Problem to solve: Reproduce every record below exactly as it appears.

┏━━

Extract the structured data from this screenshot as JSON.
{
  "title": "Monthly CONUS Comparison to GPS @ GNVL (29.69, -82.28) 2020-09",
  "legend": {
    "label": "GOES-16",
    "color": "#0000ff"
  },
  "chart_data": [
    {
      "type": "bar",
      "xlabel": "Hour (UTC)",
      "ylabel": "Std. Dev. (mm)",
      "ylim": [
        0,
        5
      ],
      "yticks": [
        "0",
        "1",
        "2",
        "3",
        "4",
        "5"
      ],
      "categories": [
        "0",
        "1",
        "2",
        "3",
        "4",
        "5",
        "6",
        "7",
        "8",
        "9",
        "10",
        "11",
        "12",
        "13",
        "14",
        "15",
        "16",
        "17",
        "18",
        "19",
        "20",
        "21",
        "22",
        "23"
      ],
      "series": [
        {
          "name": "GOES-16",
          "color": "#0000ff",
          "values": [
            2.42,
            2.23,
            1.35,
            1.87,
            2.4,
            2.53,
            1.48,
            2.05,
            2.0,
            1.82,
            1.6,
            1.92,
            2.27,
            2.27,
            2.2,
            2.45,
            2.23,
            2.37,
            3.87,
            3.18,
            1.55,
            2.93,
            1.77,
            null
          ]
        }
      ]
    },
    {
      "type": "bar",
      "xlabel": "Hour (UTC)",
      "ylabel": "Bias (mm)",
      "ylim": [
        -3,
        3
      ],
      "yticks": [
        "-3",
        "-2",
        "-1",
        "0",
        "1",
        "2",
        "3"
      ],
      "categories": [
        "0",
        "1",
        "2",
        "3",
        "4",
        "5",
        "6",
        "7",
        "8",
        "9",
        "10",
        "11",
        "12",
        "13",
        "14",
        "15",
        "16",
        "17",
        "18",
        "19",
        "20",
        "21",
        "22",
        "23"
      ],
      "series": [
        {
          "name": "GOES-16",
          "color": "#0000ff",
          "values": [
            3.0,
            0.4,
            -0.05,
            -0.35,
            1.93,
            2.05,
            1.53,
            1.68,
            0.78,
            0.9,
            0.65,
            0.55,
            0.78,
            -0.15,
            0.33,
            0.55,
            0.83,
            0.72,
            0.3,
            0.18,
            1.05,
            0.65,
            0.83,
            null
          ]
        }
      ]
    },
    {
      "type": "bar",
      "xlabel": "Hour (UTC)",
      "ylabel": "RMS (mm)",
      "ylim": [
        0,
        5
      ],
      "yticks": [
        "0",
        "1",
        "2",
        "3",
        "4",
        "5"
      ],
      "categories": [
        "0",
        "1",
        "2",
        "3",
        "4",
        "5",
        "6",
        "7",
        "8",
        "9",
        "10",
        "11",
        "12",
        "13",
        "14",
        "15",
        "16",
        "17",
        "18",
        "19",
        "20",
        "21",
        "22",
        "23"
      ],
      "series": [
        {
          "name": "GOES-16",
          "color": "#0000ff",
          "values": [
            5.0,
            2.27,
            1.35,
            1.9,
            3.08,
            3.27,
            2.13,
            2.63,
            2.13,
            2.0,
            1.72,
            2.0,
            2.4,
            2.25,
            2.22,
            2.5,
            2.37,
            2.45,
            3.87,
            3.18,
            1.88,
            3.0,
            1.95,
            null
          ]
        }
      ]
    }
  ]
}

┗━━

Exercise response:
Extract the structured data from this screenshot as JSON.
{
  "title": "Monthly CONUS Comparison to GPS @ GNVL (29.69, -82.28) 2020-09",
  "legend": {
    "label": "GOES-16",
    "color": "#0000ff"
  },
  "chart_data": [
    {
      "type": "bar",
      "xlabel": "Hour (UTC)",
      "ylabel": "Std. Dev. (mm)",
      "ylim": [
        0,
        5
      ],
      "yticks": [
        "0",
        "1",
        "2",
        "3",
        "4",
        "5"
      ],
      "categories": [
        "0",
        "1",
        "2",
        "3",
        "4",
        "5",
        "6",
        "7",
        "8",
        "9",
        "10",
        "11",
        "12",
        "13",
        "14",
        "15",
        "16",
        "17",
        "18",
        "19",
        "20",
        "21",
        "22",
        "23"
      ],
      "series": [
        {
          "name": "GOES-16",
          "color": "#0000ff",
          "values": [
            2.42,
            2.23,
            1.35,
            1.87,
            2.4,
            2.53,
            1.48,
            2.05,
            2.0,
            1.82,
            1.6,
            1.92,
            2.27,
            2.27,
            2.2,
            2.45,
            2.23,
            2.37,
            3.87,
            3.18,
            1.55,
            2.93,
            1.77,
            null
          ]
        }
      ]
    },
    {
      "type": "bar",
      "xlabel": "Hour (UTC)",
      "ylabel": "Bias (mm)",
      "ylim": [
        -3,
        3
      ],
      "yticks": [
        "-3",
        "-2",
        "-1",
        "0",
        "1",
        "2",
        "3"
      ],
      "categories": [
        "0",
        "1",
        "2",
        "3",
        "4",
        "5",
        "6",
        "7",
        "8",
        "9",
        "10",
        "11",
        "12",
        "13",
        "14",
        "15",
        "16",
        "17",
        "18",
        "19",
        "20",
        "21",
        "22",
        "23"
      ],
      "series": [
        {
          "name": "GOES-16",
          "color": "#0000ff",
          "values": [
            3.0,
            0.4,
            -0.05,
            -0.35,
            1.93,
            2.05,
            1.53,
            1.68,
            0.78,
            0.9,
            0.65,
            0.55,
            0.78,
            -0.15,
            0.33,
            0.55,
            0.83,
            0.72,
            0.3,
            0.18,
            1.05,
            0.65,
            0.83,
            null
          ]
        }
      ]
    },
    {
      "type": "bar",
      "xlabel": "Hour (UTC)",
      "ylabel": "RMS (mm)",
      "ylim": [
        0,
        5
      ],
      "yticks": [
        "0",
        "1",
        "2",
        "3",
        "4",
        "5"
      ],
      "categories": [
        "0",
        "1",
        "2",
        "3",
        "4",
        "5",
        "6",
        "7",
        "8",
        "9",
        "10",
        "11",
        "12",
        "13",
        "14",
        "15",
        "16",
        "17",
        "18",
        "19",
        "20",
        "21",
        "22",
        "23"
      ],
      "series": [
        {
          "name": "GOES-16",
          "color": "#0000ff",
          "values": [
            5.0,
            2.27,
            1.35,
            1.9,
            3.08,
            3.27,
            2.13,
            2.63,
            2.13,
            2.0,
            1.72,
            2.0,
            2.4,
            2.25,
            2.22,
            2.5,
            2.37,
            2.45,
            3.87,
            3.18,
            1.88,
            3.0,
            1.95,
            null
          ]
        }
      ]
    }
  ]
}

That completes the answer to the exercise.